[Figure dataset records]
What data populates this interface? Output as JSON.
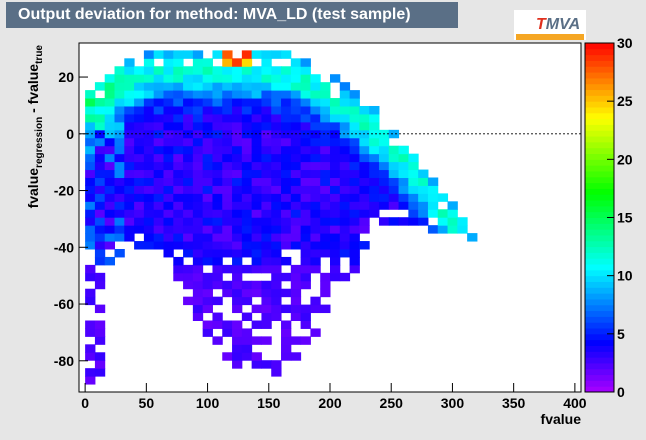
{
  "title": "Output deviation for method: MVA_LD (test sample)",
  "logo": {
    "letter_t": "T",
    "rest": "MVA"
  },
  "chart_data": {
    "type": "heatmap",
    "title": "Output deviation for method: MVA_LD (test sample)",
    "xlabel": "fvalue",
    "ylabel": "fvalue_regression - fvalue_true",
    "ylabel_parts": {
      "base": "fvalue",
      "sub1": "regression",
      "mid": " - fvalue",
      "sub2": "true"
    },
    "xlim": [
      -5,
      405
    ],
    "ylim": [
      -91,
      32
    ],
    "x_ticks": [
      0,
      50,
      100,
      150,
      200,
      250,
      300,
      350,
      400
    ],
    "y_ticks": [
      -80,
      -60,
      -40,
      -20,
      0,
      20
    ],
    "z_range": [
      0,
      30
    ],
    "z_ticks": [
      0,
      5,
      10,
      15,
      20,
      25,
      30
    ],
    "colorscale": "rainbow",
    "grid": false,
    "reference_line_y": 0
  }
}
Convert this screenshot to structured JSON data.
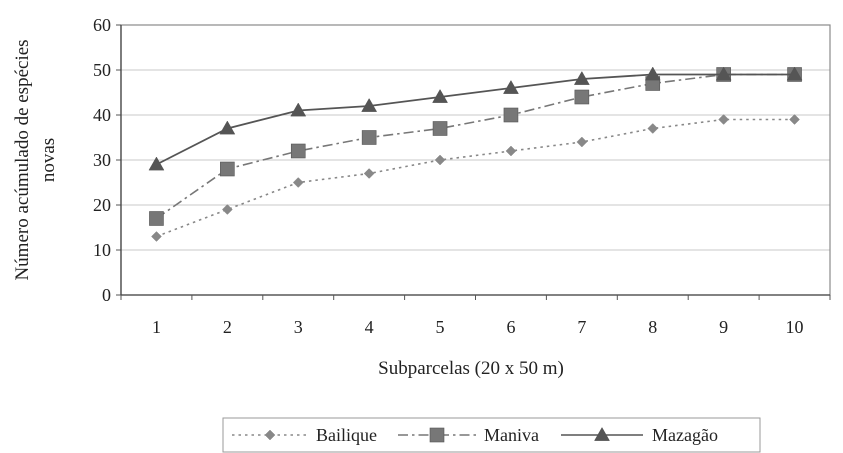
{
  "chart_data": {
    "type": "line",
    "title": "",
    "xlabel": "Subparcelas (20 x 50 m)",
    "ylabel_lines": [
      "Número acúmulado de espécies",
      "novas"
    ],
    "categories": [
      "1",
      "2",
      "3",
      "4",
      "5",
      "6",
      "7",
      "8",
      "9",
      "10"
    ],
    "ylim": [
      0,
      60
    ],
    "yticks": [
      "0",
      "10",
      "20",
      "30",
      "40",
      "50",
      "60"
    ],
    "grid": true,
    "legend_position": "bottom",
    "series": [
      {
        "name": "Bailique",
        "marker": "diamond",
        "line_style": "dotted",
        "color": "#888888",
        "values": [
          13,
          19,
          25,
          27,
          30,
          32,
          34,
          37,
          39,
          39
        ]
      },
      {
        "name": "Maniva",
        "marker": "square",
        "line_style": "dash-dot",
        "color": "#777777",
        "values": [
          17,
          28,
          32,
          35,
          37,
          40,
          44,
          47,
          49,
          49
        ]
      },
      {
        "name": "Mazagão",
        "marker": "triangle",
        "line_style": "solid",
        "color": "#555555",
        "values": [
          29,
          37,
          41,
          42,
          44,
          46,
          48,
          49,
          49,
          49
        ]
      }
    ]
  }
}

OBJECTIVE:
Wherever the string "test" appears in the entries above, list that line.

ANSWER:
  "title": "Output deviation for method: MVA_LD (test sample)",
    "title": "Output deviation for method: MVA_LD (test sample)",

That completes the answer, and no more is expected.